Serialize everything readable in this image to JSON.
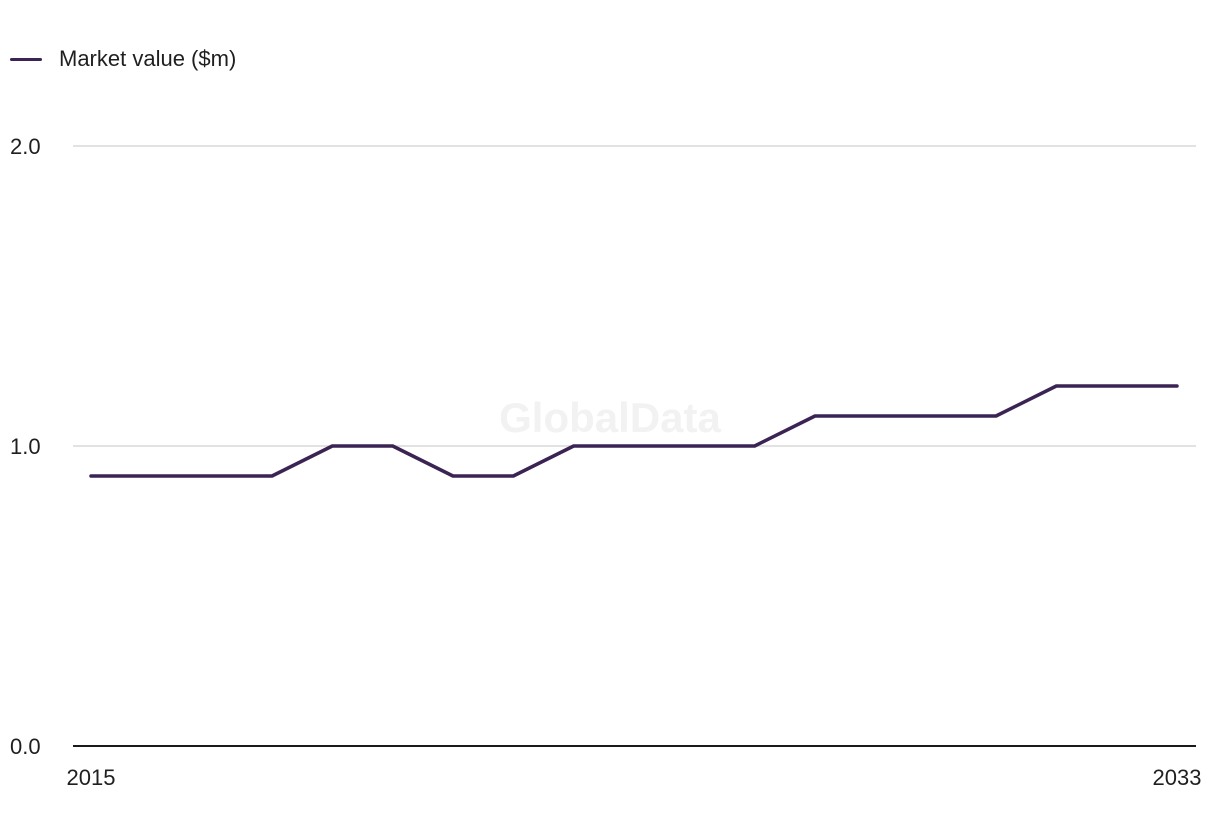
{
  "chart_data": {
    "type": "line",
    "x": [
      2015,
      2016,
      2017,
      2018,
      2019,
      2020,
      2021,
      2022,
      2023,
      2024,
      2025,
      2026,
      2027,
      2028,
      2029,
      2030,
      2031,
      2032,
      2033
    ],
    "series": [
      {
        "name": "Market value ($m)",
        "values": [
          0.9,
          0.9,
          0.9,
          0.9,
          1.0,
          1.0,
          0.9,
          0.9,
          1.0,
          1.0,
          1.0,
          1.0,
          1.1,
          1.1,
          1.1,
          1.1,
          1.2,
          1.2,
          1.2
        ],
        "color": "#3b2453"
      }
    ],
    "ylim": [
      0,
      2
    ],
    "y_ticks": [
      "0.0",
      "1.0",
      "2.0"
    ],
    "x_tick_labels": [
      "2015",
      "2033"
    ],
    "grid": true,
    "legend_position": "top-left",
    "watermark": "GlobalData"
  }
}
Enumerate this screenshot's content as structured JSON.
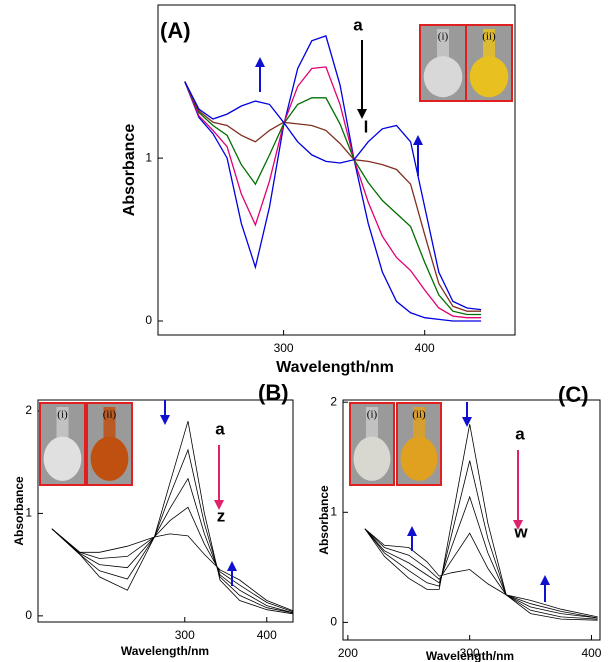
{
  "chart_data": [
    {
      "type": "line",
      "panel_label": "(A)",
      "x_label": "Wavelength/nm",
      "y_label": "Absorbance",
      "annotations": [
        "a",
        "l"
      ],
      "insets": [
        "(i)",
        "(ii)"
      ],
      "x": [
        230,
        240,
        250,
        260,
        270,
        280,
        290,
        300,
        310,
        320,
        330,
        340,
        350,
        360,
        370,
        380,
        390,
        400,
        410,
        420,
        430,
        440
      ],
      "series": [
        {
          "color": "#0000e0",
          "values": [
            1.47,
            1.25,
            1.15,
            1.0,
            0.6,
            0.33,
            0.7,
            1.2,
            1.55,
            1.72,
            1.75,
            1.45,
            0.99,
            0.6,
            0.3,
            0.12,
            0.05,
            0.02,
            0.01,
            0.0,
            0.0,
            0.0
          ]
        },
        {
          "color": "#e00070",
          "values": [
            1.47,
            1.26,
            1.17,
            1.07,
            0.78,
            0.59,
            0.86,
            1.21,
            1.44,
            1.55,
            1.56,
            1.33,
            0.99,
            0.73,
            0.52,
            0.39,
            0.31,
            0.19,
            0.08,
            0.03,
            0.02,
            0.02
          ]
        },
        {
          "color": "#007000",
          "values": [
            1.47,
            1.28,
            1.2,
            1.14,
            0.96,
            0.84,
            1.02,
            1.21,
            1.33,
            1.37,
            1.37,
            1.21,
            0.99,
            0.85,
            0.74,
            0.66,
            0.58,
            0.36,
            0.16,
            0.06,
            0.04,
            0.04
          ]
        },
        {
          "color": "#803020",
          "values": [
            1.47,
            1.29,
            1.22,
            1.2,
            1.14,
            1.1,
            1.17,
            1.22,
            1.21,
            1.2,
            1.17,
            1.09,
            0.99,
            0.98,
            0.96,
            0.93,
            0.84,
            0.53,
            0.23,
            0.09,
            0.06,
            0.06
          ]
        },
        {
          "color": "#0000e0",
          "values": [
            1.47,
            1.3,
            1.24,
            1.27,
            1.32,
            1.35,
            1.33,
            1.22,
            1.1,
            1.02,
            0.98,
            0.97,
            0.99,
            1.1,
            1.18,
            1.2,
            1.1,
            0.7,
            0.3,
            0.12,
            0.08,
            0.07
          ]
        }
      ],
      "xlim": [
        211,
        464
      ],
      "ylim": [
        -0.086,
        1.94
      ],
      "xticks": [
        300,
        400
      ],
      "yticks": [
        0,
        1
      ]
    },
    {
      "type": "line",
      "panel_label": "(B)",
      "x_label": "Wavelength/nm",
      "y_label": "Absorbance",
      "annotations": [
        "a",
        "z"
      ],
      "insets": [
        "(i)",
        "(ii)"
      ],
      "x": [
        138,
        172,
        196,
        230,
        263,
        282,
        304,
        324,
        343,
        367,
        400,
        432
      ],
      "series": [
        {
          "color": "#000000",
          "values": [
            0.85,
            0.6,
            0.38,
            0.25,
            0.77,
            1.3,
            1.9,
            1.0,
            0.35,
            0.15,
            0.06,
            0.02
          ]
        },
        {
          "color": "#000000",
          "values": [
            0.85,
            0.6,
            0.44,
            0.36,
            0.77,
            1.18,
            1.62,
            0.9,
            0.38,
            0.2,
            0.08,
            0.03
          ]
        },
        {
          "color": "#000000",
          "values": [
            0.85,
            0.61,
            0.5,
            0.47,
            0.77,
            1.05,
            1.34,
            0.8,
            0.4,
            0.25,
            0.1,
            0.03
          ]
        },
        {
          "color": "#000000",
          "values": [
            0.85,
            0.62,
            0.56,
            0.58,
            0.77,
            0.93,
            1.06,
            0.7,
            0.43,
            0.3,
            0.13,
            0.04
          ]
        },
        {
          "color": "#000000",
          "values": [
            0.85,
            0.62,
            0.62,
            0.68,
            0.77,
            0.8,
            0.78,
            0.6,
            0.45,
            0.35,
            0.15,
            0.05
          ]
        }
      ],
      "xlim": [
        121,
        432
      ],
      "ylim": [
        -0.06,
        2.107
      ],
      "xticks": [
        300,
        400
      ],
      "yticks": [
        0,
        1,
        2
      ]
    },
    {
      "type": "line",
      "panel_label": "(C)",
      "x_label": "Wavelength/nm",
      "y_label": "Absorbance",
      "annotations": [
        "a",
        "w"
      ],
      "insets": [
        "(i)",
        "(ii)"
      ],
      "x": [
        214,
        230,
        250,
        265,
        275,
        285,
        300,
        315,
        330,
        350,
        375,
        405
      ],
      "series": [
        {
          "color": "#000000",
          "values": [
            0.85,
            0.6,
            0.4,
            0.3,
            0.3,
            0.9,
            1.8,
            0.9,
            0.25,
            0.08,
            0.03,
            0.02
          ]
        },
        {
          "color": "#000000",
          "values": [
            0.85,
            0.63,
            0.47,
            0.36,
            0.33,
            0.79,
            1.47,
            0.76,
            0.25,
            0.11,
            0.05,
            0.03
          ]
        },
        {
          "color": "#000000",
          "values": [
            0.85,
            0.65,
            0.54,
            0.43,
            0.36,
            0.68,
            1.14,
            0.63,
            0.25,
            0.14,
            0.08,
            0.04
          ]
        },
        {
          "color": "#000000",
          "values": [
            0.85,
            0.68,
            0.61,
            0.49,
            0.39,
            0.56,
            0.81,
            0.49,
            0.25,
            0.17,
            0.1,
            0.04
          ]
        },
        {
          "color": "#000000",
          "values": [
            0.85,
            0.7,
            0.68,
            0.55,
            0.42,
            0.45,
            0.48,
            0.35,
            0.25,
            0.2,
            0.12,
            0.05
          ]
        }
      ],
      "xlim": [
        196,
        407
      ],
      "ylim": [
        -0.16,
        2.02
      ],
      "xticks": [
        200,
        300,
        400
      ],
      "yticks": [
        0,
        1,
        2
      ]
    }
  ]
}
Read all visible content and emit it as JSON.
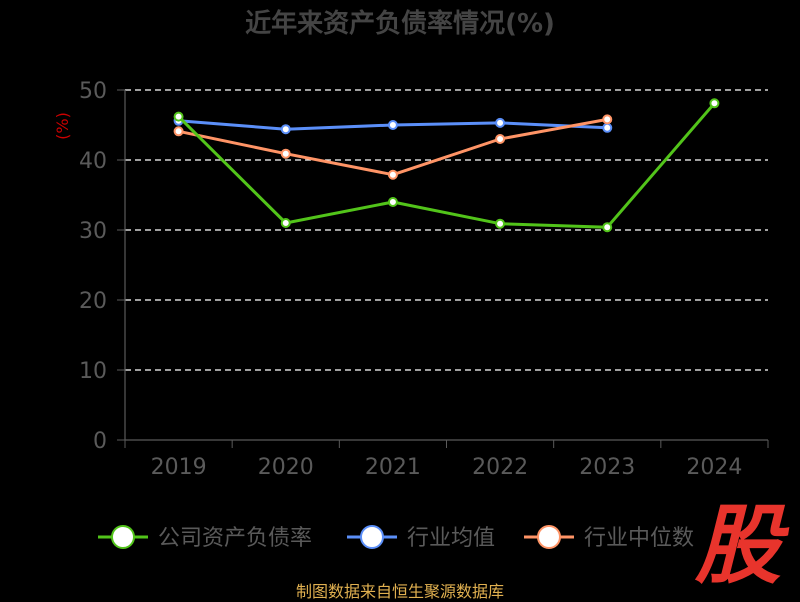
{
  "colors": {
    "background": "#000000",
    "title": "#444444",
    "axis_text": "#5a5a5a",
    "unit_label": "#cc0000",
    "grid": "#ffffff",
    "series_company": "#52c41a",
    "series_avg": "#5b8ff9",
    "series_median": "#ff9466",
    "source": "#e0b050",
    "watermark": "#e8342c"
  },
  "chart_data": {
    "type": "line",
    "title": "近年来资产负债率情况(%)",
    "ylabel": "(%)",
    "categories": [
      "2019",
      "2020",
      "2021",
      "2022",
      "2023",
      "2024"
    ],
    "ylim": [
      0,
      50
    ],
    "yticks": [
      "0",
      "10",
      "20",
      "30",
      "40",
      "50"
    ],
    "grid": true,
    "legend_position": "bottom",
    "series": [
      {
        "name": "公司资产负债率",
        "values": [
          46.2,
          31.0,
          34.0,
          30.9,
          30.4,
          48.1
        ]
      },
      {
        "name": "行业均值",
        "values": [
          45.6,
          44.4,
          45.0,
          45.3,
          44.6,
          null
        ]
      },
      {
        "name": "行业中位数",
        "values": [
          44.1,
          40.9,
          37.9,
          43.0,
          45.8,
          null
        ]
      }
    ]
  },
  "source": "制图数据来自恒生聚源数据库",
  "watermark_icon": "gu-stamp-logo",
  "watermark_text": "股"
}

┄┄┄┄┄┄┄┄┄┄

THE TASK » Report how many lines in these entries contain "JSON". Answer with the number only.

TASK RESPONSE » 3